--- Start of Given entries ---

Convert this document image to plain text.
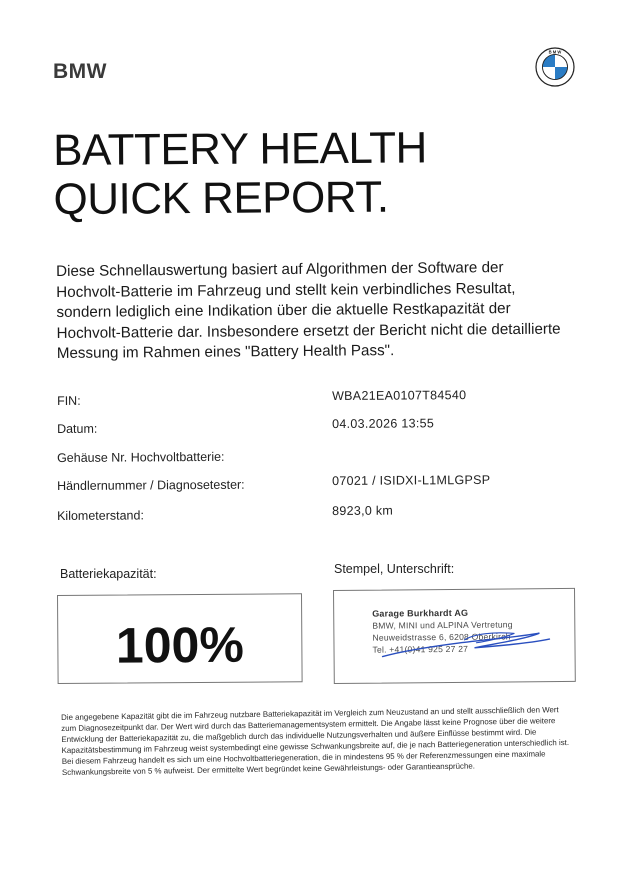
BMW
B M W
BATTERY HEALTH
QUICK REPORT.
Diese Schnellauswertung basiert auf Algorithmen der Software der Hochvolt-Batterie im Fahrzeug und stellt kein verbindliches Resultat, sondern lediglich eine Indikation über die aktuelle Restkapazität der Hochvolt-Batterie dar. Insbesondere ersetzt der Bericht nicht die detaillierte Messung im Rahmen eines "Battery Health Pass".
FIN:	WBA21EA0107T84540
Datum:	04.03.2026 13:55
Gehäuse Nr. Hochvoltbatterie:
Händlernummer / Diagnosetester:	07021 / ISIDXI-L1MLGPSP
Kilometerstand:	8923,0 km
Batteriekapazität:	Stempel, Unterschrift:
100%
Garage Burkhardt AG
BMW, MINI und ALPINA Vertretung
Neuweidstrasse 6, 6208 Oberkirch
Tel. +41(0)41 925 27 27
Die angegebene Kapazität gibt die im Fahrzeug nutzbare Batteriekapazität im Vergleich zum Neuzustand an und stellt ausschließlich den Wert zum Diagnosezeitpunkt dar. Der Wert wird durch das Batteriemanagementsystem ermittelt. Die Angabe lässt keine Prognose über die weitere Entwicklung der Batteriekapazität zu, die maßgeblich durch das individuelle Nutzungsverhalten und äußere Einflüsse bestimmt wird. Die Kapazitätsbestimmung im Fahrzeug weist systembedingt eine gewisse Schwankungsbreite auf, die je nach Batteriegeneration unterschiedlich ist. Bei diesem Fahrzeug handelt es sich um eine Hochvoltbatteriegeneration, die in mindestens 95 % der Referenzmessungen eine maximale Schwankungsbreite von 5 % aufweist. Der ermittelte Wert begründet keine Gewährleistungs- oder Garantieansprüche.
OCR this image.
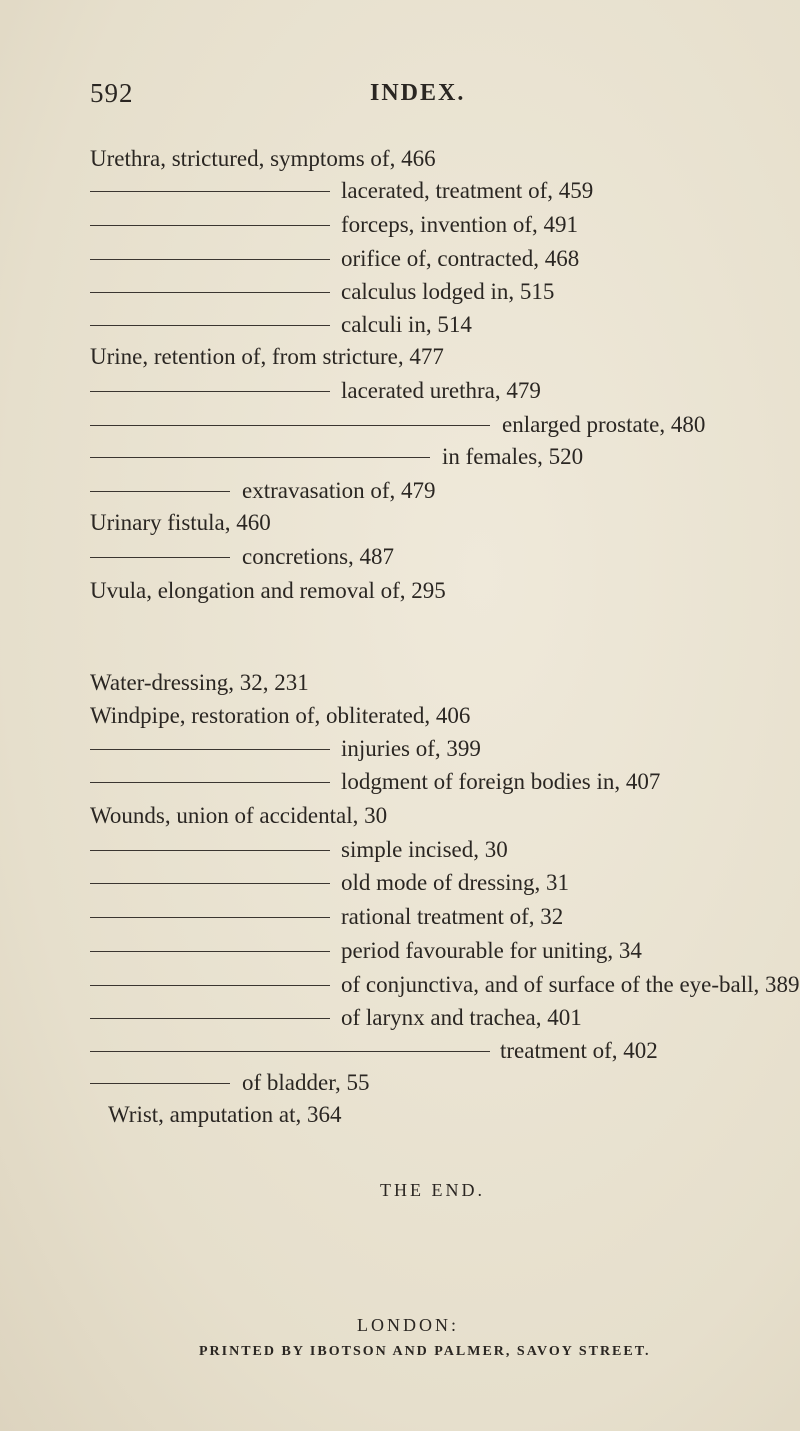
592	INDEX.
Urethra, strictured, symptoms of, 466
lacerated, treatment of, 459
forceps, invention of, 491
orifice of, contracted, 468
calculus lodged in, 515
calculi in, 514
Urine, retention of, from stricture, 477
lacerated urethra, 479
enlarged prostate, 480
in females, 520
extravasation of, 479
Urinary fistula, 460
concretions, 487
Uvula, elongation and removal of, 295
Water-dressing, 32, 231
Windpipe, restoration of, obliterated, 406
injuries of, 399
lodgment of foreign bodies in, 407
Wounds, union of accidental, 30
simple incised, 30
old mode of dressing, 31
rational treatment of, 32
period favourable for uniting, 34
of conjunctiva, and of surface of the eye-ball, 389
of larynx and trachea, 401
treatment of, 402
of bladder, 55
Wrist, amputation at, 364
THE END.
LONDON:
PRINTED BY IBOTSON AND PALMER, SAVOY STREET.
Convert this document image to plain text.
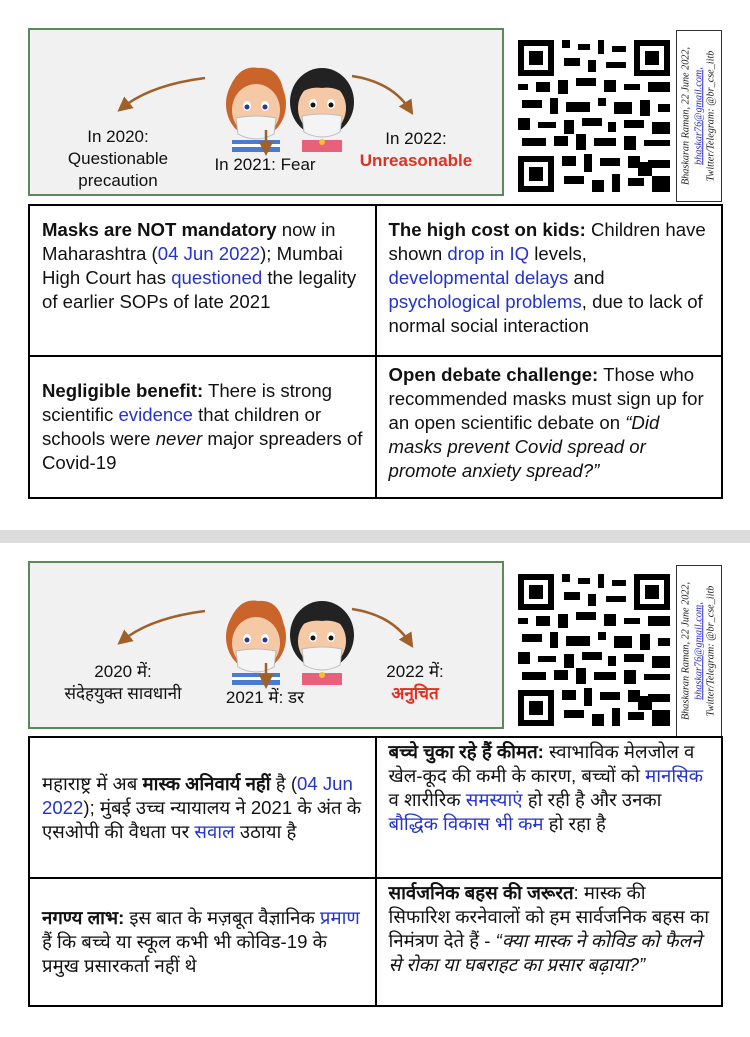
In 2020:
Questionable
precaution
In 2021: Fear
In 2022:
Unreasonable	Bhaskaran Raman, 22 June 2022, bhaskar76@gmail.com, Twitter/Telegram: @br_cse_iitb
Masks are NOT mandatory now in Maharashtra (04 Jun 2022); Mumbai High Court has questioned the legality of earlier SOPs of late 2021	The high cost on kids: Children have shown drop in IQ levels, developmental delays and psychological problems, due to lack of normal social interaction
Negligible benefit: There is strong scientific evidence that children or schools were never major spreaders of Covid-19	Open debate challenge: Those who recommended masks must sign up for an open scientific debate on “Did masks prevent Covid spread or promote anxiety spread?”
2020 में:
संदेहयुक्त सावधानी	2021 में: डर
2022 में:
अनुचित	Bhaskaran Raman, 22 June 2022, bhaskar76@gmail.com, Twitter/Telegram: @br_cse_iitb
महाराष्ट्र में अब मास्क अनिवार्य नहीं है (04 Jun 2022); मुंबई उच्च न्यायालय ने 2021 के अंत के एसओपी की वैधता पर सवाल उठाया है	बच्चे चुका रहे हैं कीमत: स्वाभाविक मेलजोल व खेल-कूद की कमी के कारण, बच्चों को मानसिक व शारीरिक समस्याएं हो रही है और उनका बौद्धिक विकास भी कम हो रहा है
नगण्य लाभ: इस बात के मज़बूत वैज्ञानिक प्रमाण हैं कि बच्चे या स्कूल कभी भी कोविड-19 के प्रमुख प्रसारकर्ता नहीं थे	सार्वजनिक बहस की जरूरत: मास्क की सिफारिश करनेवालों को हम सार्वजनिक बहस का निमंत्रण देते हैं - “क्या मास्क ने कोविड को फैलने से रोका या घबराहट का प्रसार बढ़ाया?”
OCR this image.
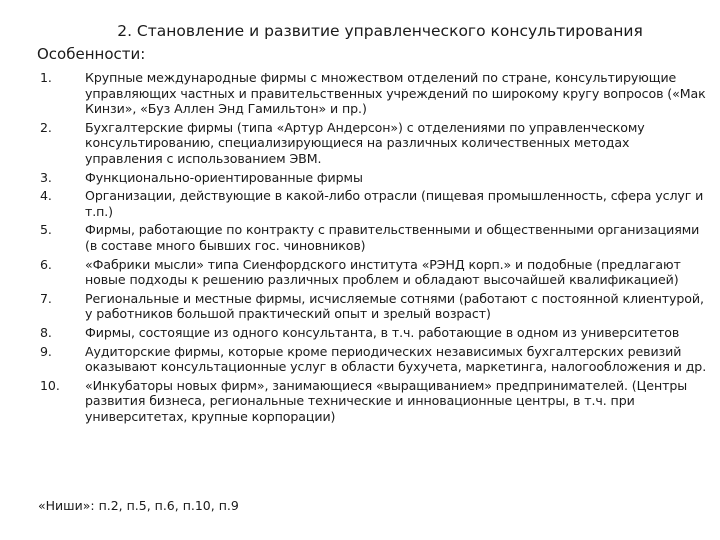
2. Становление и развитие управленческого консультирования
Особенности:
1.	Крупные международные фирмы с множеством отделений по стране, консультирующие управляющих частных и правительственных учреждений по широкому кругу вопросов («Мак Кинзи», «Буз Аллен Энд Гамильтон» и пр.)
2.	Бухгалтерские фирмы (типа «Артур Андерсон») с отделениями по управленческому консультированию, специализирующиеся на различных количественных методах управления с использованием ЭВМ.
3.	Функционально-ориентированные фирмы
4.	Организации, действующие в какой-либо отрасли (пищевая промышленность, сфера услуг и т.п.)
5.	Фирмы, работающие по контракту с правительственными и общественными организациями (в составе много бывших гос. чиновников)
6.	«Фабрики мысли» типа Сиенфордского института «РЭНД корп.» и подобные (предлагают новые подходы к решению различных проблем и обладают высочайшей квалификацией)
7.	Региональные и местные фирмы, исчисляемые сотнями (работают с постоянной клиентурой, у работников большой практический опыт и зрелый возраст)
8.	Фирмы, состоящие из одного консультанта, в т.ч. работающие в одном из университетов
9.	Аудиторские фирмы, которые кроме периодических независимых бухгалтерских ревизий оказывают консультационные услуг в области бухучета, маркетинга, налогообложения и др.
10.	«Инкубаторы новых фирм», занимающиеся «выращиванием» предпринимателей. (Центры развития бизнеса, региональные технические и инновационные центры, в т.ч. при университетах, крупные корпорации)
«Ниши»: п.2, п.5, п.6, п.10, п.9
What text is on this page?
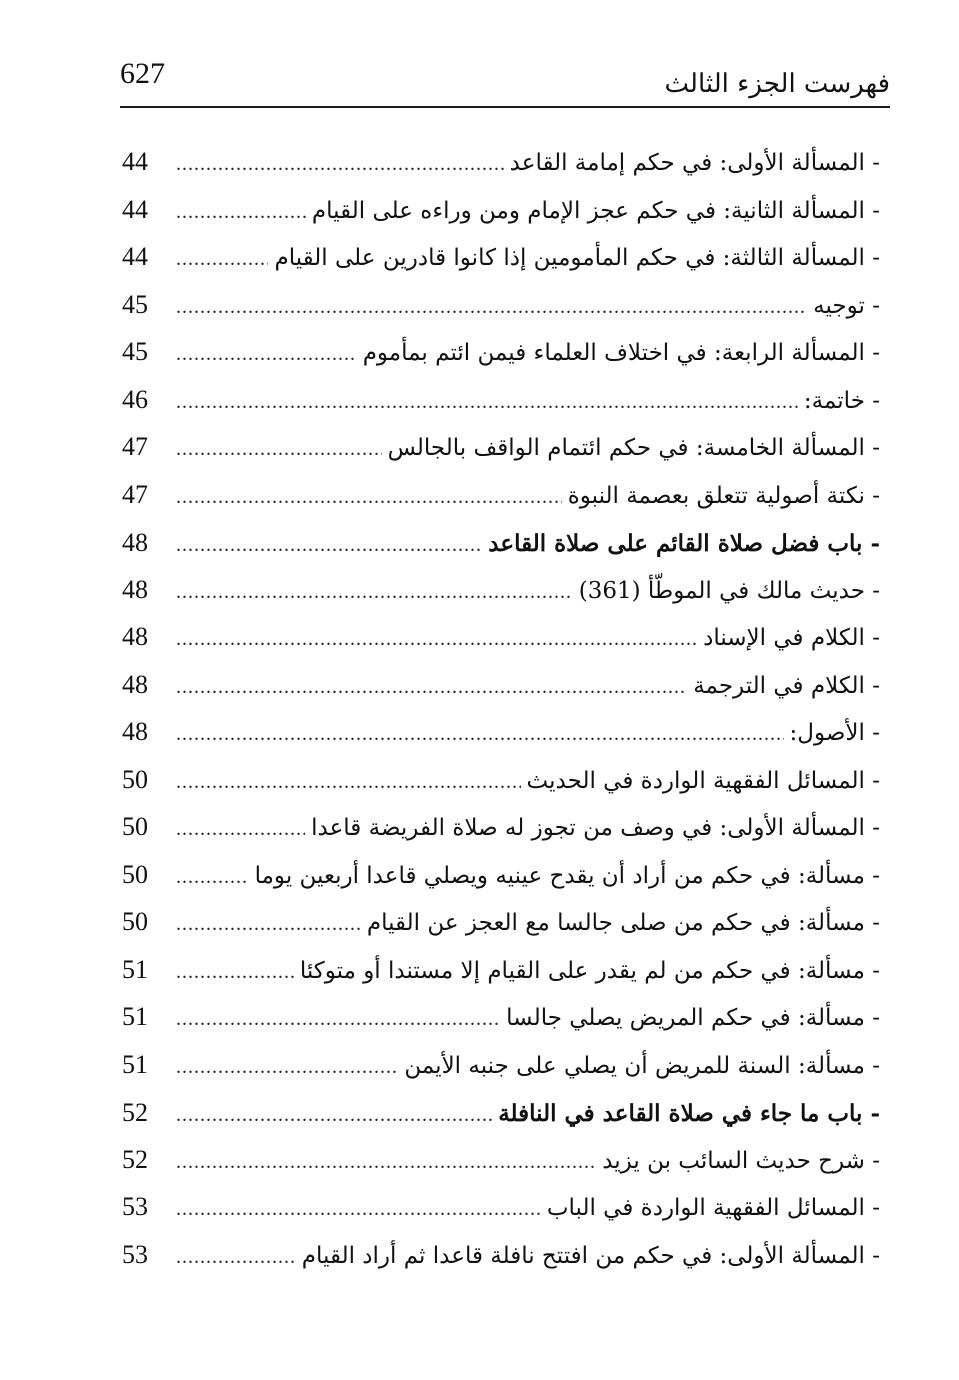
627	فهرست الجزء الثالث
- المسألة الأولى: في حكم إمامة القاعد
.....
44
- المسألة الثانية: في حكم عجز الإمام ومن وراءه على القيام
.....
44
- المسألة الثالثة: في حكم المأمومين إذا كانوا قادرين على القيام
.....
44
- توجيه
.....
45
- المسألة الرابعة: في اختلاف العلماء فيمن ائتم بمأموم
.....
45
- خاتمة:
.....
46
- المسألة الخامسة: في حكم ائتمام الواقف بالجالس
.....
47
- نكتة أصولية تتعلق بعصمة النبوة
.....
47
- باب فضل صلاة القائم على صلاة القاعد
.....
48
- حديث مالك في الموطّأ (361)
.....
48
- الكلام في الإسناد
.....
48
- الكلام في الترجمة
.....
48
- الأصول:
.....
48
- المسائل الفقهية الواردة في الحديث
.....
50
- المسألة الأولى: في وصف من تجوز له صلاة الفريضة قاعدا
.....
50
- مسألة: في حكم من أراد أن يقدح عينيه ويصلي قاعدا أربعين يوما
.....
50
- مسألة: في حكم من صلى جالسا مع العجز عن القيام
.....
50
- مسألة: في حكم من لم يقدر على القيام إلا مستندا أو متوكئا
.....
51
- مسألة: في حكم المريض يصلي جالسا
.....
51
- مسألة: السنة للمريض أن يصلي على جنبه الأيمن
.....
51
- باب ما جاء في صلاة القاعد في النافلة
.....
52
- شرح حديث السائب بن يزيد
.....
52
- المسائل الفقهية الواردة في الباب
.....
53
- المسألة الأولى: في حكم من افتتح نافلة قاعدا ثم أراد القيام
.....
53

--- End of Given entries ---

Task prompt
Only lines with the string "الواردة" belong in your answer; copy each one.

Full output
- المسائل الفقهية الواردة في الحديث
- المسائل الفقهية الواردة في الباب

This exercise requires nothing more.